Begin

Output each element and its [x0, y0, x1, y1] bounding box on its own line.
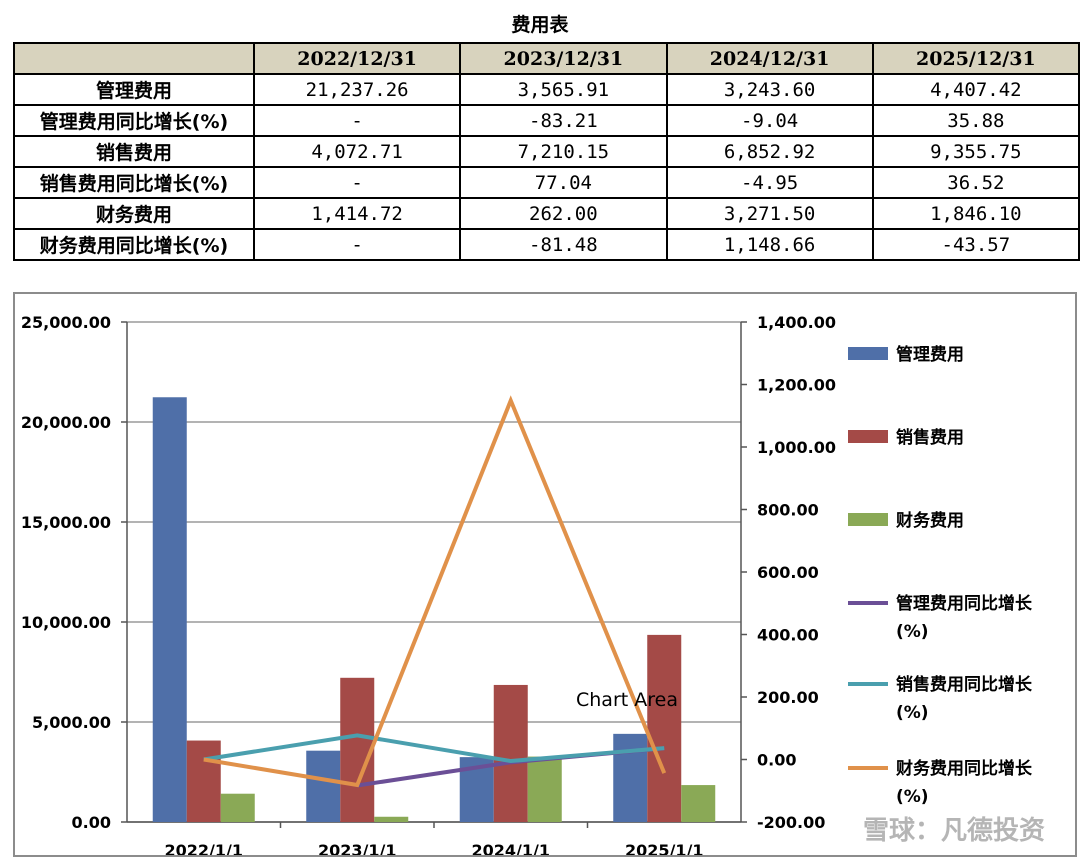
- table-cell: -43.57: [871, 228, 1080, 261]
- legend-swatch: [848, 347, 888, 360]
- legend-label: (%): [896, 787, 929, 807]
- combo-chart: 0.00 5,000.00 10,000.00 15,000.00 20,000.00 2…: [21, 313, 1033, 855]
- bar: [152, 397, 187, 822]
- bar: [613, 733, 648, 822]
- right-tick-label: 1,400.00: [757, 313, 836, 332]
- table-cell: -: [252, 228, 462, 261]
- table-cell: -: [252, 166, 462, 199]
- x-tick-label: 2022/1/1: [165, 841, 243, 855]
- row-label: 财务费用: [13, 197, 255, 230]
- legend-label: 销售费用: [896, 427, 964, 448]
- table-cell: 4,072.71: [252, 135, 462, 168]
- left-tick-label: 10,000.00: [21, 613, 111, 632]
- expense-table: 2022/12/31 2023/12/31 2024/12/31 2025/12…: [13, 42, 1080, 261]
- table-cell: 77.04: [459, 166, 668, 199]
- table-cell: 36.52: [871, 166, 1080, 199]
- table-cell: -: [252, 104, 462, 137]
- table-row: 管理费用 21,237.26 3,565.91 3,243.60 4,407.4…: [13, 73, 1080, 106]
- legend-label: 管理费用: [896, 344, 964, 365]
- table-cell: 35.88: [871, 104, 1080, 137]
- right-tick-label: 200.00: [757, 688, 819, 707]
- table-cell: 21,237.26: [252, 73, 462, 106]
- header-cell: [13, 42, 255, 75]
- right-tick-label: 600.00: [757, 563, 819, 582]
- table-cell: 1,148.66: [665, 228, 874, 261]
- table-cell: -81.48: [459, 228, 668, 261]
- right-tick-label: 1,200.00: [757, 376, 836, 395]
- table-row: 销售费用 4,072.71 7,210.15 6,852.92 9,355.75: [13, 135, 1080, 168]
- x-tick-label: 2025/1/1: [625, 841, 703, 855]
- bar: [340, 677, 375, 822]
- bar: [220, 793, 255, 822]
- table-header-row: 2022/12/31 2023/12/31 2024/12/31 2025/12…: [13, 42, 1080, 75]
- left-tick-label: 0.00: [72, 813, 111, 832]
- chart-area-label: Chart Area: [576, 689, 678, 711]
- table-cell: 9,355.75: [871, 135, 1080, 168]
- right-tick-label: 1,000.00: [757, 438, 836, 457]
- table-cell: 4,407.42: [871, 73, 1080, 106]
- table-cell: -83.21: [459, 104, 668, 137]
- series-line: [203, 395, 667, 788]
- bar: [681, 785, 716, 822]
- left-tick-label: 15,000.00: [21, 513, 111, 532]
- bar: [493, 684, 528, 822]
- table-row: 财务费用同比增长(%) - -81.48 1,148.66 -43.57: [13, 228, 1080, 261]
- bar: [527, 756, 562, 822]
- table-row: 财务费用 1,414.72 262.00 3,271.50 1,846.10: [13, 197, 1080, 230]
- left-tick-label: 5,000.00: [32, 713, 111, 732]
- row-label: 管理费用: [13, 73, 255, 106]
- left-tick-label: 20,000.00: [21, 413, 111, 432]
- right-tick-label: 0.00: [757, 751, 796, 770]
- header-cell: 2024/12/31: [665, 42, 874, 75]
- legend-label: (%): [896, 622, 929, 642]
- row-label: 销售费用: [13, 135, 255, 168]
- row-label: 销售费用同比增长(%): [13, 166, 255, 199]
- table-row: 销售费用同比增长(%) - 77.04 -4.95 36.52: [13, 166, 1080, 199]
- table-cell: 3,243.60: [665, 73, 874, 106]
- right-tick-label: 800.00: [757, 501, 819, 520]
- x-tick-label: 2023/1/1: [318, 841, 396, 855]
- table-cell: 7,210.15: [459, 135, 668, 168]
- bar: [374, 816, 409, 822]
- table-cell: 1,846.10: [871, 197, 1080, 230]
- table-cell: -4.95: [665, 166, 874, 199]
- right-tick-label: -200.00: [757, 813, 825, 832]
- legend-label: (%): [896, 703, 929, 723]
- watermark: 雪球：凡德投资: [862, 816, 1045, 846]
- legend-swatch: [848, 430, 888, 443]
- bar: [306, 750, 341, 822]
- table-cell: 6,852.92: [665, 135, 874, 168]
- chart-frame: 0.00 5,000.00 10,000.00 15,000.00 20,000.00 2…: [13, 292, 1077, 857]
- table-title: 费用表: [511, 14, 569, 36]
- legend-label: 财务费用: [895, 510, 964, 531]
- row-label: 财务费用同比增长(%): [13, 228, 255, 261]
- table-cell: 3,271.50: [665, 197, 874, 230]
- bar: [186, 740, 221, 822]
- header-cell: 2022/12/31: [252, 42, 462, 75]
- legend-label: 销售费用同比增长: [896, 674, 1033, 695]
- legend-label: 管理费用同比增长: [896, 593, 1033, 614]
- left-tick-label: 25,000.00: [21, 313, 111, 332]
- row-label: 管理费用同比增长(%): [13, 104, 255, 137]
- table-cell: 262.00: [459, 197, 668, 230]
- series-line: [203, 733, 665, 764]
- bar: [647, 634, 682, 822]
- x-tick-label: 2024/1/1: [472, 841, 550, 855]
- table-cell: 1,414.72: [252, 197, 462, 230]
- header-cell: 2025/12/31: [871, 42, 1080, 75]
- table-row: 管理费用同比增长(%) - -83.21 -9.04 35.88: [13, 104, 1080, 137]
- header-cell: 2023/12/31: [459, 42, 668, 75]
- right-tick-label: 400.00: [757, 626, 819, 645]
- table-cell: 3,565.91: [459, 73, 668, 106]
- table-cell: -9.04: [665, 104, 874, 137]
- legend-label: 财务费用同比增长: [895, 758, 1033, 779]
- legend-swatch: [848, 513, 888, 526]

End

Can you quote every line of the records above verbatim, leaving the pictures out of your answer?

◆ **RESPONSE TO THE EXERCISE**
Output each element and its [x0, y0, x1, y1] bounding box on its own line.
- table-cell: -43.57: [871, 228, 1080, 261]
- legend-swatch: [848, 347, 888, 360]
- legend-label: (%): [896, 787, 929, 807]
- combo-chart: 0.00 5,000.00 10,000.00 15,000.00 20,000.00 2…: [21, 313, 1033, 855]
- bar: [152, 397, 187, 822]
- bar: [613, 733, 648, 822]
- right-tick-label: 1,400.00: [757, 313, 836, 332]
- table-cell: -: [252, 228, 462, 261]
- table-cell: -: [252, 166, 462, 199]
- x-tick-label: 2022/1/1: [165, 841, 243, 855]
- row-label: 财务费用: [13, 197, 255, 230]
- legend-label: 销售费用: [896, 427, 964, 448]
- table-cell: 4,072.71: [252, 135, 462, 168]
- left-tick-label: 10,000.00: [21, 613, 111, 632]
- expense-table: 2022/12/31 2023/12/31 2024/12/31 2025/12…: [13, 42, 1080, 261]
- table-cell: 77.04: [459, 166, 668, 199]
- table-cell: 36.52: [871, 166, 1080, 199]
- table-cell: -: [252, 104, 462, 137]
- table-row: 管理费用 21,237.26 3,565.91 3,243.60 4,407.4…: [13, 73, 1080, 106]
- legend-label: 管理费用: [896, 344, 964, 365]
- table-cell: 35.88: [871, 104, 1080, 137]
- right-tick-label: 200.00: [757, 688, 819, 707]
- table-cell: 21,237.26: [252, 73, 462, 106]
- header-cell: [13, 42, 255, 75]
- right-tick-label: 600.00: [757, 563, 819, 582]
- table-cell: 1,148.66: [665, 228, 874, 261]
- table-cell: -81.48: [459, 228, 668, 261]
- right-tick-label: 1,200.00: [757, 376, 836, 395]
- table-row: 销售费用 4,072.71 7,210.15 6,852.92 9,355.75: [13, 135, 1080, 168]
- x-tick-label: 2025/1/1: [625, 841, 703, 855]
- bar: [340, 677, 375, 822]
- bar: [220, 793, 255, 822]
- table-header-row: 2022/12/31 2023/12/31 2024/12/31 2025/12…: [13, 42, 1080, 75]
- left-tick-label: 0.00: [72, 813, 111, 832]
- chart-area-label: Chart Area: [576, 689, 678, 711]
- table-cell: 9,355.75: [871, 135, 1080, 168]
- right-tick-label: 1,000.00: [757, 438, 836, 457]
- table-cell: 4,407.42: [871, 73, 1080, 106]
- table-cell: -83.21: [459, 104, 668, 137]
- series-line: [203, 395, 667, 788]
- bar: [681, 785, 716, 822]
- left-tick-label: 15,000.00: [21, 513, 111, 532]
- bar: [493, 684, 528, 822]
- table-row: 财务费用同比增长(%) - -81.48 1,148.66 -43.57: [13, 228, 1080, 261]
- bar: [527, 756, 562, 822]
- table-row: 财务费用 1,414.72 262.00 3,271.50 1,846.10: [13, 197, 1080, 230]
- left-tick-label: 5,000.00: [32, 713, 111, 732]
- row-label: 管理费用: [13, 73, 255, 106]
- left-tick-label: 20,000.00: [21, 413, 111, 432]
- right-tick-label: 0.00: [757, 751, 796, 770]
- header-cell: 2024/12/31: [665, 42, 874, 75]
- legend-label: (%): [896, 622, 929, 642]
- row-label: 销售费用: [13, 135, 255, 168]
- row-label: 销售费用同比增长(%): [13, 166, 255, 199]
- table-row: 销售费用同比增长(%) - 77.04 -4.95 36.52: [13, 166, 1080, 199]
- table-cell: 3,243.60: [665, 73, 874, 106]
- right-tick-label: 800.00: [757, 501, 819, 520]
- x-tick-label: 2023/1/1: [318, 841, 396, 855]
- table-cell: 7,210.15: [459, 135, 668, 168]
- bar: [374, 816, 409, 822]
- table-cell: 1,846.10: [871, 197, 1080, 230]
- table-cell: -4.95: [665, 166, 874, 199]
- right-tick-label: -200.00: [757, 813, 825, 832]
- legend-label: (%): [896, 703, 929, 723]
- watermark: 雪球：凡德投资: [862, 816, 1045, 846]
- legend-swatch: [848, 430, 888, 443]
- bar: [306, 750, 341, 822]
- table-cell: 6,852.92: [665, 135, 874, 168]
- chart-frame: 0.00 5,000.00 10,000.00 15,000.00 20,000.00 2…: [13, 292, 1077, 857]
- table-title: 费用表: [511, 14, 569, 36]
- legend-label: 财务费用: [895, 510, 964, 531]
- row-label: 财务费用同比增长(%): [13, 228, 255, 261]
- table-cell: 3,271.50: [665, 197, 874, 230]
- bar: [186, 740, 221, 822]
- header-cell: 2022/12/31: [252, 42, 462, 75]
- legend-label: 销售费用同比增长: [896, 674, 1033, 695]
- legend-label: 管理费用同比增长: [896, 593, 1033, 614]
- left-tick-label: 25,000.00: [21, 313, 111, 332]
- row-label: 管理费用同比增长(%): [13, 104, 255, 137]
- table-cell: 262.00: [459, 197, 668, 230]
- series-line: [203, 733, 665, 764]
- bar: [647, 634, 682, 822]
- x-tick-label: 2024/1/1: [472, 841, 550, 855]
- table-cell: 1,414.72: [252, 197, 462, 230]
- header-cell: 2025/12/31: [871, 42, 1080, 75]
- table-row: 管理费用同比增长(%) - -83.21 -9.04 35.88: [13, 104, 1080, 137]
- header-cell: 2023/12/31: [459, 42, 668, 75]
- right-tick-label: 400.00: [757, 626, 819, 645]
- table-cell: 3,565.91: [459, 73, 668, 106]
- table-cell: -9.04: [665, 104, 874, 137]
- legend-label: 财务费用同比增长: [895, 758, 1033, 779]
- legend-swatch: [848, 513, 888, 526]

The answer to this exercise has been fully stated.